It is important to note from Figure 3 that the only information flow from the bus aware WCET analysis to our SPM allocator is in the form of an external memory access profile along WCEP. The nature of shared bus is entirely hidden to the SPM allocator. Therefore, our SPM allocator is independent of the nature of shared bus used by the underlying architecture. A bus-delay aware SPM allocator is the primary focus of this work — we shall give the motivation behind this now and discuss it further in Section 6.

*An example* Figure 2(a) shows a sample code and its execution at PE-0 in presence of shared bus. "C" blocks in the control flow graph (CFG) represent computations without external memory access. The number inside each block corresponds to the fixed cost of the computation. Only shaded blocks (marked with "M") in the CFG represent external memory accesses and hence might suffer from variable bus delays. We assume an external memory latency of 10 cycles and TDMA bus slot length is 20 cycles. Let us first examine the execution patterns of two loops (L1 and L2) when there is no scratchpad. Last two parts in Figure 2(a) demonstrate the execution behaviors of L1 and L2. We observe that references to M2

frequently suffer additional bus delays to access the off-chip memory. On the other hand, references to M1 hardly suffer any additional bus delay due to a perfect alignment with corresponding bus slots most of the time. Consequently, final WCET of the example program turns out to be 690 cycles.

We now consider an architecture with scratchpad memory (SPM). Let us assume that private SPM latency is 1 cycle and remote SPM latency is 4 cycles. For simplicity, we assume that we can allocate either M1 or M2 in the SPM but not both due to space constraints. A *bus-unaware* greedy SPM allocation (*e.g.* in [8]) scheme allocates variables to SPM by traversing them in decreasing order of their access frequencies. Since the access frequency of M1 (11) is higher than that of M2 (5), a greedy bus-unaware SPM allocator will pick M1 as the potential candidate to be allocated in the SPM. The modified execution flow is shown in the first part of Figure 2(b). Even though loop L1 can now be completed in fewer cycles, references to M2 still suffer high bus delays. This leads to an optimized WCET of 581 cycles.

**Excerpted data:**
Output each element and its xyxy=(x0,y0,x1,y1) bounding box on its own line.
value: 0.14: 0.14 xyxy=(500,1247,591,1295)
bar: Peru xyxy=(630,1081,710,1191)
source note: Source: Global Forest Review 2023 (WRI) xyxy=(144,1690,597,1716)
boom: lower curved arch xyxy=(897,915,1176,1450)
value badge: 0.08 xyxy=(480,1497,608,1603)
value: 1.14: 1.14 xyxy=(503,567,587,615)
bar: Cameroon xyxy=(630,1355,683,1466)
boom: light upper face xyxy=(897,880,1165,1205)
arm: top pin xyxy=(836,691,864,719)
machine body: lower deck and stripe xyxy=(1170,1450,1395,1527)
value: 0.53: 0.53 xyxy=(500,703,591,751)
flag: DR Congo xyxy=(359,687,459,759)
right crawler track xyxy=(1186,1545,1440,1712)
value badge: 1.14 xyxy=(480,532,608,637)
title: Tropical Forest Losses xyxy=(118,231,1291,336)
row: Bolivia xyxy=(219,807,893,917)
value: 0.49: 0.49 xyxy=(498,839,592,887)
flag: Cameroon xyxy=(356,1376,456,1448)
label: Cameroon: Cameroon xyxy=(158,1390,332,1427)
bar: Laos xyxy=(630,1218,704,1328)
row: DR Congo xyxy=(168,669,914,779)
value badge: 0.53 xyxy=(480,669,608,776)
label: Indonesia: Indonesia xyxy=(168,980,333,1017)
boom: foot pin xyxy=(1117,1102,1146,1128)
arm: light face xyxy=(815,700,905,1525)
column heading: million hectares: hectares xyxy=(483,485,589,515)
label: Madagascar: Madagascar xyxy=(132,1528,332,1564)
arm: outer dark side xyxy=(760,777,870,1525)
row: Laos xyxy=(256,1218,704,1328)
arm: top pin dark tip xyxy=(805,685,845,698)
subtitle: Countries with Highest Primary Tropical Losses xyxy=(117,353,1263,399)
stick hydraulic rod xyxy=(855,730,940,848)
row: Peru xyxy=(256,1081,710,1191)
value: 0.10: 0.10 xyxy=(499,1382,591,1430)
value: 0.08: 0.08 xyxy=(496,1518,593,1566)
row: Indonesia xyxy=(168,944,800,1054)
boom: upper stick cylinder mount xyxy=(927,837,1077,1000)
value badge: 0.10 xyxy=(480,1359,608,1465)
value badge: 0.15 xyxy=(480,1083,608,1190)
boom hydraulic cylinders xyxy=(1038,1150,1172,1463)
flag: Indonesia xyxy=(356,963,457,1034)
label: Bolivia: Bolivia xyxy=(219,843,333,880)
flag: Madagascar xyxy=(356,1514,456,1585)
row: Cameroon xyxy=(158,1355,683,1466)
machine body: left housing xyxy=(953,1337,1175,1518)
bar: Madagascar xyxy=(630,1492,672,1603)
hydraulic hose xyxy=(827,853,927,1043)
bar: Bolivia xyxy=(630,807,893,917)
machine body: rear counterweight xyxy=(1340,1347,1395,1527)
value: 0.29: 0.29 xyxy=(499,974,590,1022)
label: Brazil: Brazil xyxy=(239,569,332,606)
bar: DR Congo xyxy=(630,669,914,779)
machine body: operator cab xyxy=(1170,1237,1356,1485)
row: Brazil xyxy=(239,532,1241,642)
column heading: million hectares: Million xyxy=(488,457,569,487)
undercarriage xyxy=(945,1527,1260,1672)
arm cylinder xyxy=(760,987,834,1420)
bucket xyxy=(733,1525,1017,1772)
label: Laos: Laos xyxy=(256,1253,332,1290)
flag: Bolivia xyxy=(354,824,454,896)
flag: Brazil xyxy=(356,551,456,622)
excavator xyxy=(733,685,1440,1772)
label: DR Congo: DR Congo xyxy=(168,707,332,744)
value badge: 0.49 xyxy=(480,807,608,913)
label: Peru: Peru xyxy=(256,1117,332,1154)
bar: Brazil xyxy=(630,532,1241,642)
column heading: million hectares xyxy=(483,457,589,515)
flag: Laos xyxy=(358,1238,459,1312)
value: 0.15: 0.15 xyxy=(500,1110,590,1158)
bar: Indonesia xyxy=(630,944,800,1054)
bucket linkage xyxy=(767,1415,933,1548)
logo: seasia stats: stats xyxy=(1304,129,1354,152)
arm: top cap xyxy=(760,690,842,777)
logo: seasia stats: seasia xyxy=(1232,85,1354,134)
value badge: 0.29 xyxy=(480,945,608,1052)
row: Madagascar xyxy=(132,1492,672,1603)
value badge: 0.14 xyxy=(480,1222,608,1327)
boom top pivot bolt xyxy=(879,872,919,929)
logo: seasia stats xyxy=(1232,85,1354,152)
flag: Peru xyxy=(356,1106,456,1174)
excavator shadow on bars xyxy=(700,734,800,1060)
* * *
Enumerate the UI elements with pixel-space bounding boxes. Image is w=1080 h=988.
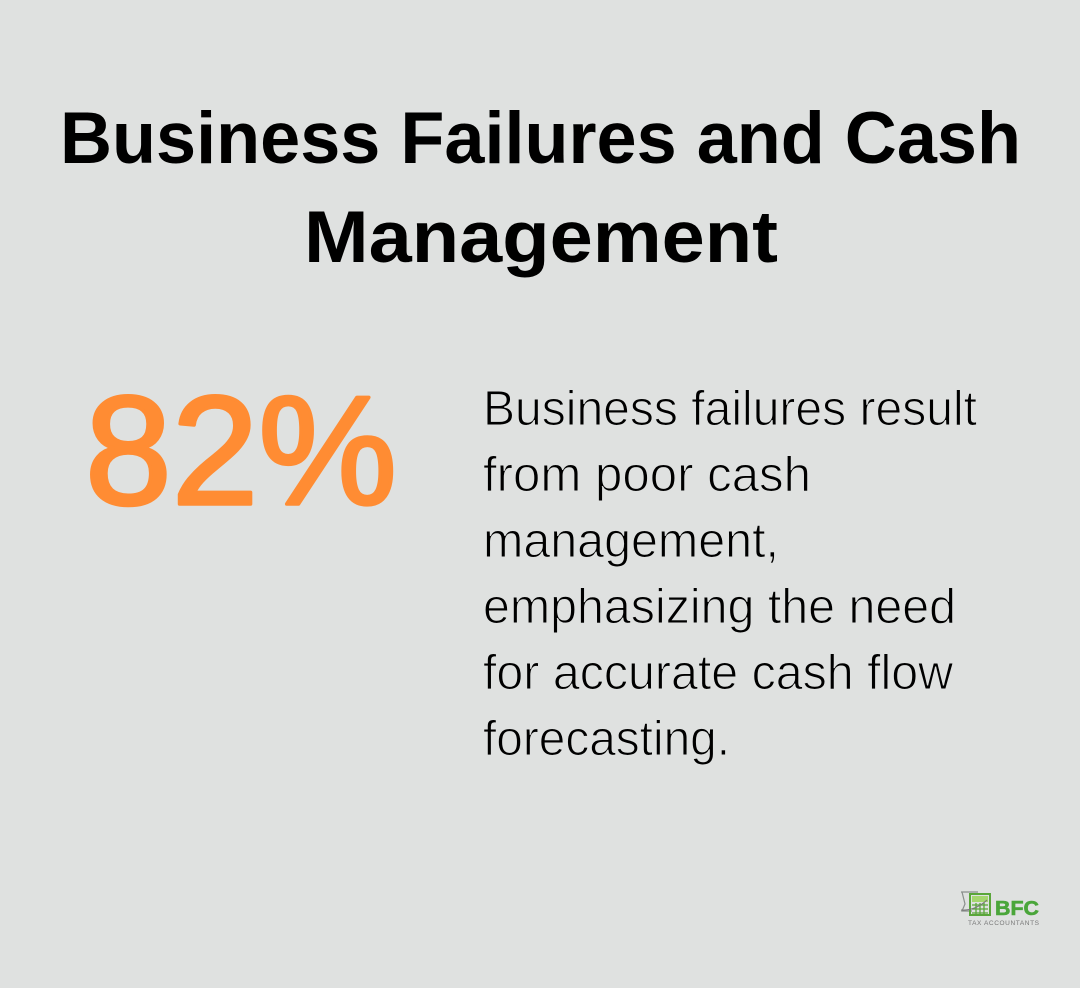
==
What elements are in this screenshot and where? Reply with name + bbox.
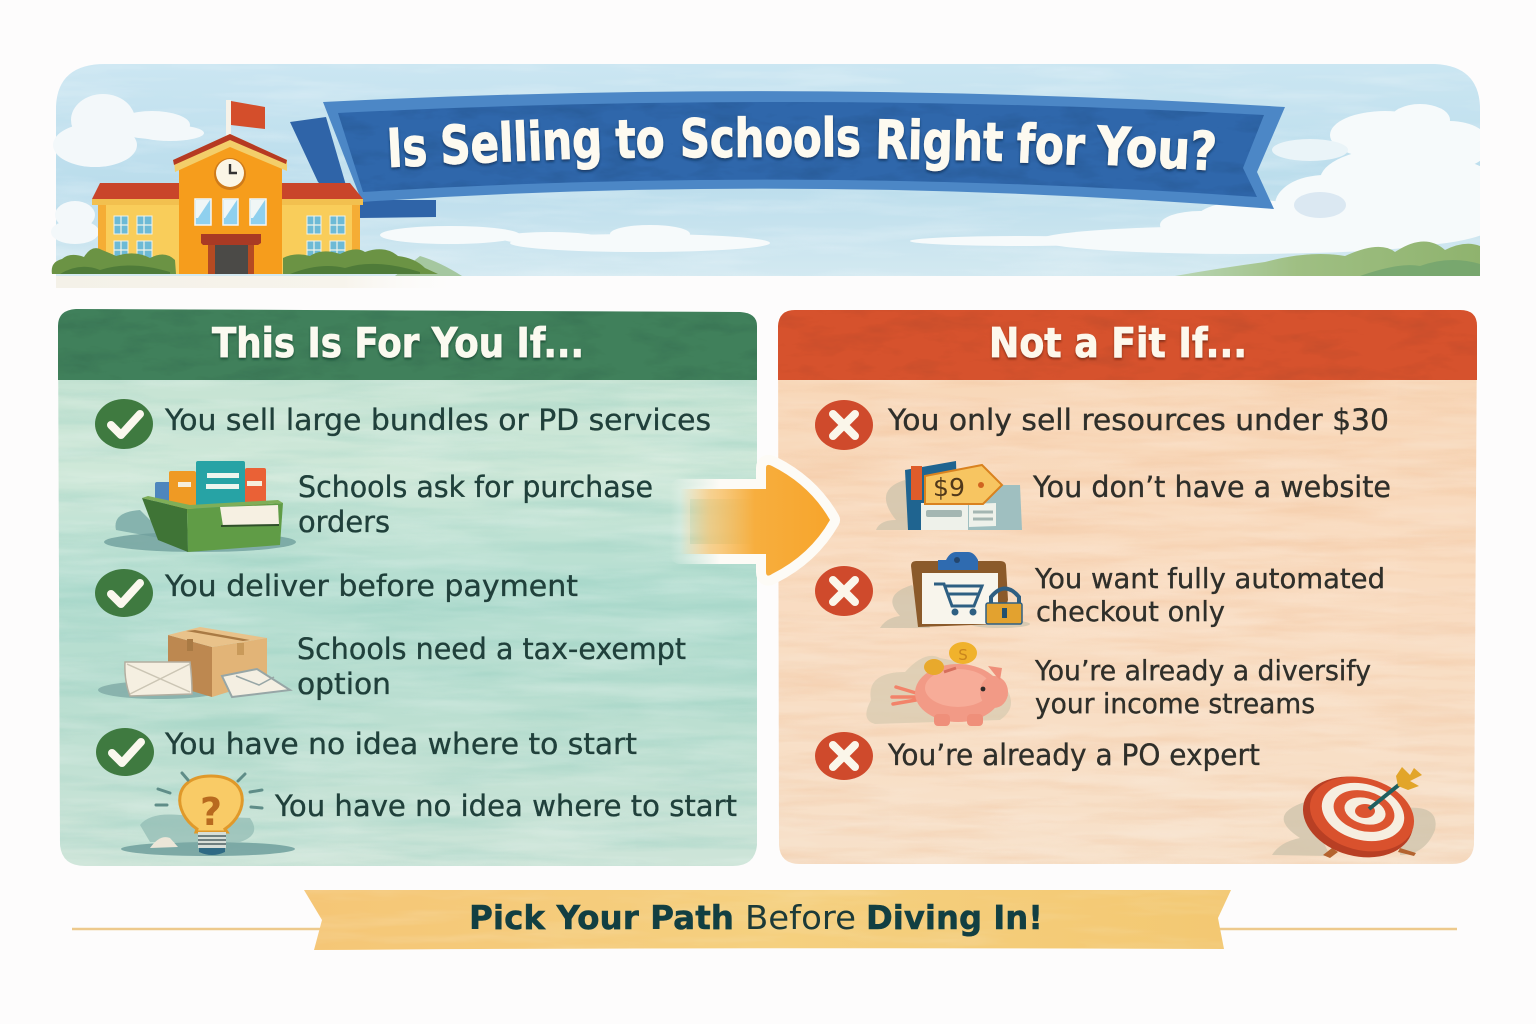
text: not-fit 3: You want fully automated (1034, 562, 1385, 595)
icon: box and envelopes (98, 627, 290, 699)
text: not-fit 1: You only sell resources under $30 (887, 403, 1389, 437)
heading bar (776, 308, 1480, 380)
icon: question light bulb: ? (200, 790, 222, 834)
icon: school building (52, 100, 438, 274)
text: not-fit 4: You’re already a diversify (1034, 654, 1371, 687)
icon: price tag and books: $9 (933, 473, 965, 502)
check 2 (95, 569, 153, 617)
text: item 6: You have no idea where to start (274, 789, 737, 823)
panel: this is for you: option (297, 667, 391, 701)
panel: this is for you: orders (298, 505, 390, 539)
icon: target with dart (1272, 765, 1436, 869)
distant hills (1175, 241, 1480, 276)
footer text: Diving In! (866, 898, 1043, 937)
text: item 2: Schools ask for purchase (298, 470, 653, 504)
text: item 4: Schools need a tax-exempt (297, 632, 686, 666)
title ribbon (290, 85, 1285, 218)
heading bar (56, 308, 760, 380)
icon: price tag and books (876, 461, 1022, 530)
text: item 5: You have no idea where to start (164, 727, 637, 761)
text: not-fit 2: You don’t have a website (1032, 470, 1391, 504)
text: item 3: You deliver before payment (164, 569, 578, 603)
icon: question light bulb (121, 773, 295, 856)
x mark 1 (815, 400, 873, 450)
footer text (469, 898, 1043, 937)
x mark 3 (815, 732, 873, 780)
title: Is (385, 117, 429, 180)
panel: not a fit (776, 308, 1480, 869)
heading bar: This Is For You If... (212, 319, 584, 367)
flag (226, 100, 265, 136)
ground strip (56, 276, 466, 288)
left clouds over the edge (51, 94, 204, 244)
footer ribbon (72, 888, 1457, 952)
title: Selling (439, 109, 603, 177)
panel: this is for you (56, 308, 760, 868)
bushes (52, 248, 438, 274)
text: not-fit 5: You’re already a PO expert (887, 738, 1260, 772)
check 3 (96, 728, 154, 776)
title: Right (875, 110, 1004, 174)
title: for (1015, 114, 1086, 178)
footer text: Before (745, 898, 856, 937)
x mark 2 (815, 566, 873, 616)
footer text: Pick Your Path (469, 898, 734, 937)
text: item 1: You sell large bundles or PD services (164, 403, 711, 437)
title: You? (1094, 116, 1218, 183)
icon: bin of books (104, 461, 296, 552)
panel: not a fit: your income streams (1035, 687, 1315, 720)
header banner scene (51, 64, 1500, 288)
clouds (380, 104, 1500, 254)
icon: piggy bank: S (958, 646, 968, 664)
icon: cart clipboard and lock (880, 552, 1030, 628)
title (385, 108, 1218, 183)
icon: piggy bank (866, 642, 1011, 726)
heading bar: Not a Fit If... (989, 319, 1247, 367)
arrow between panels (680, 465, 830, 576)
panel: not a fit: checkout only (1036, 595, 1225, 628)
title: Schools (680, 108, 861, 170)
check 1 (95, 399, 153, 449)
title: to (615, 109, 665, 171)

**Actions to take:**
1 > Rewrite the paragraph of the scratchpad memory text that begins "We now consider an architecture" in a shorter form that keeps its main facts.
2 > Repeat, word for word, everything in the scratchpad memory text from "We now consider" down to "of 581 cycles.".

**Task solutions:**
1 > With scratchpad memory (SPM), private access takes 1 cycle and remote access 4 cycles. Only M1 or M2 fits in the SPM, not both. A bus-unaware greedy allocator ranks variables by how often they are accessed, so it picks M1 (11 accesses) over M2 (5). Loop L1 then finishes in fewer cycles, but references to M2 still suffer high bus delays, giving an optimized WCET of 581 cycles.

2 >
We now consider an architecture with scratchpad memory (SPM). Let us assume that private SPM latency is 1 cycle and remote SPM latency is 4 cycles. For simplicity, we assume that we can allocate either M1 or M2 in the SPM but not both due to space constraints. A *bus-unaware* greedy SPM allocation (*e.g.* in [8]) scheme allocates variables to SPM by traversing them in decreasing order of their access frequencies. Since the access frequency of M1 (11) is higher than that of M2 (5), a greedy bus-unaware SPM allocator will pick M1 as the potential candidate to be allocated in the SPM. The modified execution flow is shown in the first part of Figure 2(b). Even though loop L1 can now be completed in fewer cycles, references to M2 still suffer high bus delays. This leads to an optimized WCET of 581 cycles.